• Your objective:
Omit images. Retype all entries verbatim.

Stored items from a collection
====

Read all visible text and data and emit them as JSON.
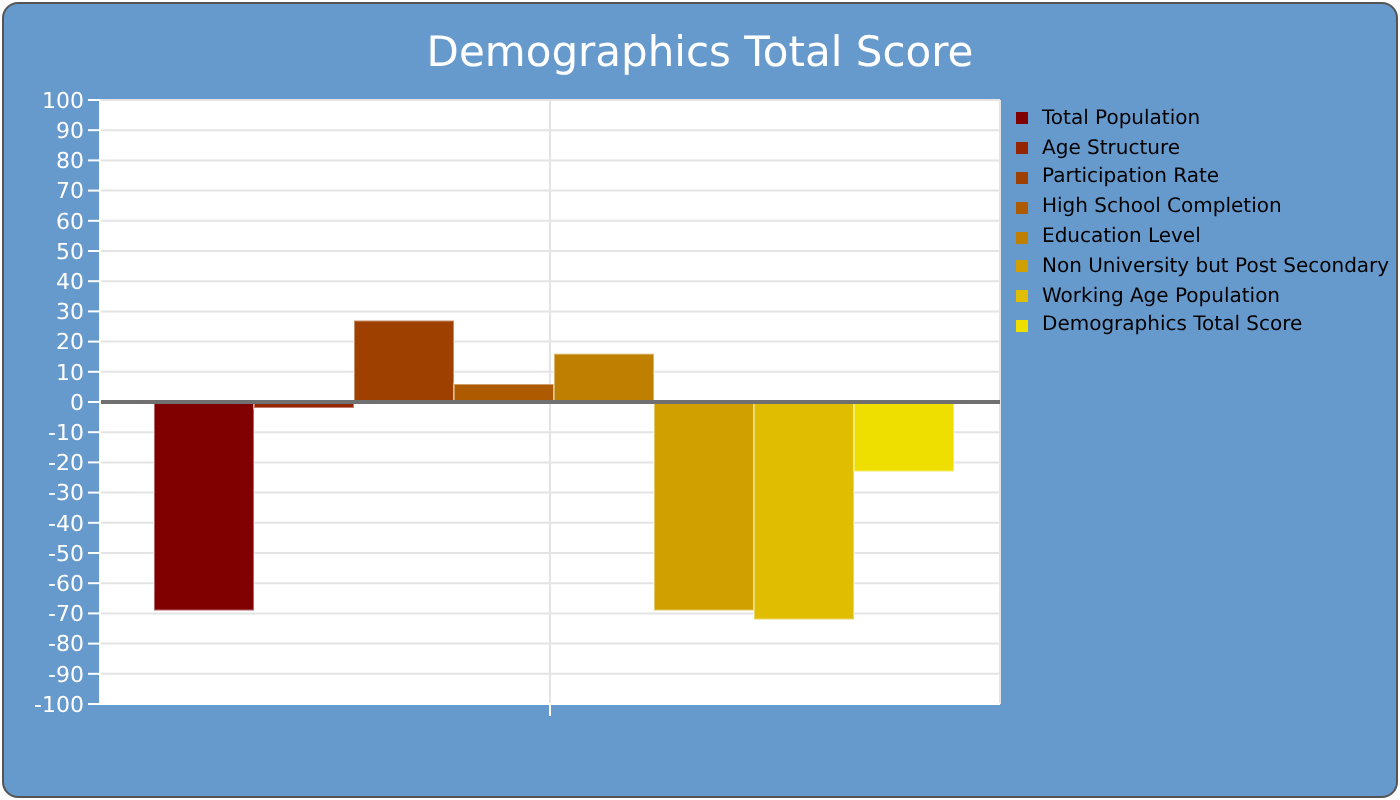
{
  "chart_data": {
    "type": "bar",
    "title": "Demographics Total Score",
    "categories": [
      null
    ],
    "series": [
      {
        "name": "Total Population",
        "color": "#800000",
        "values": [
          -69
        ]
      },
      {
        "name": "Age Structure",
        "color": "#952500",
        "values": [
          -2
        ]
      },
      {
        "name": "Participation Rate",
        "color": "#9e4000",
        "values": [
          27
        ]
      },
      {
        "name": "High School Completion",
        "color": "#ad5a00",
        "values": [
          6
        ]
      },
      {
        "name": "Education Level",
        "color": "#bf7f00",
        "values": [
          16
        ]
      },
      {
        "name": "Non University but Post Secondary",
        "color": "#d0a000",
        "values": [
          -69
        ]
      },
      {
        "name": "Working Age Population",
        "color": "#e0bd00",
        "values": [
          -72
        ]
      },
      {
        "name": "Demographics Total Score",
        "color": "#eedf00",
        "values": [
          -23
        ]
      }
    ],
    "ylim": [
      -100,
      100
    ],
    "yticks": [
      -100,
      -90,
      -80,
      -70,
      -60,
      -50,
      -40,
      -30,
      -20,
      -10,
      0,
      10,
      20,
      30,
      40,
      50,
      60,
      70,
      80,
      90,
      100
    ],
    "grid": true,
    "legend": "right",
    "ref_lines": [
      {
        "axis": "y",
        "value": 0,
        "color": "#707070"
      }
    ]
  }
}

====

• Final result:
Read all visible text and data and emit them as JSON.
{
  "chart_data": {
    "type": "bar",
    "title": "Demographics Total Score",
    "categories": [
      null
    ],
    "series": [
      {
        "name": "Total Population",
        "color": "#800000",
        "values": [
          -69
        ]
      },
      {
        "name": "Age Structure",
        "color": "#952500",
        "values": [
          -2
        ]
      },
      {
        "name": "Participation Rate",
        "color": "#9e4000",
        "values": [
          27
        ]
      },
      {
        "name": "High School Completion",
        "color": "#ad5a00",
        "values": [
          6
        ]
      },
      {
        "name": "Education Level",
        "color": "#bf7f00",
        "values": [
          16
        ]
      },
      {
        "name": "Non University but Post Secondary",
        "color": "#d0a000",
        "values": [
          -69
        ]
      },
      {
        "name": "Working Age Population",
        "color": "#e0bd00",
        "values": [
          -72
        ]
      },
      {
        "name": "Demographics Total Score",
        "color": "#eedf00",
        "values": [
          -23
        ]
      }
    ],
    "ylim": [
      -100,
      100
    ],
    "yticks": [
      -100,
      -90,
      -80,
      -70,
      -60,
      -50,
      -40,
      -30,
      -20,
      -10,
      0,
      10,
      20,
      30,
      40,
      50,
      60,
      70,
      80,
      90,
      100
    ],
    "grid": true,
    "legend": "right",
    "ref_lines": [
      {
        "axis": "y",
        "value": 0,
        "color": "#707070"
      }
    ]
  }
}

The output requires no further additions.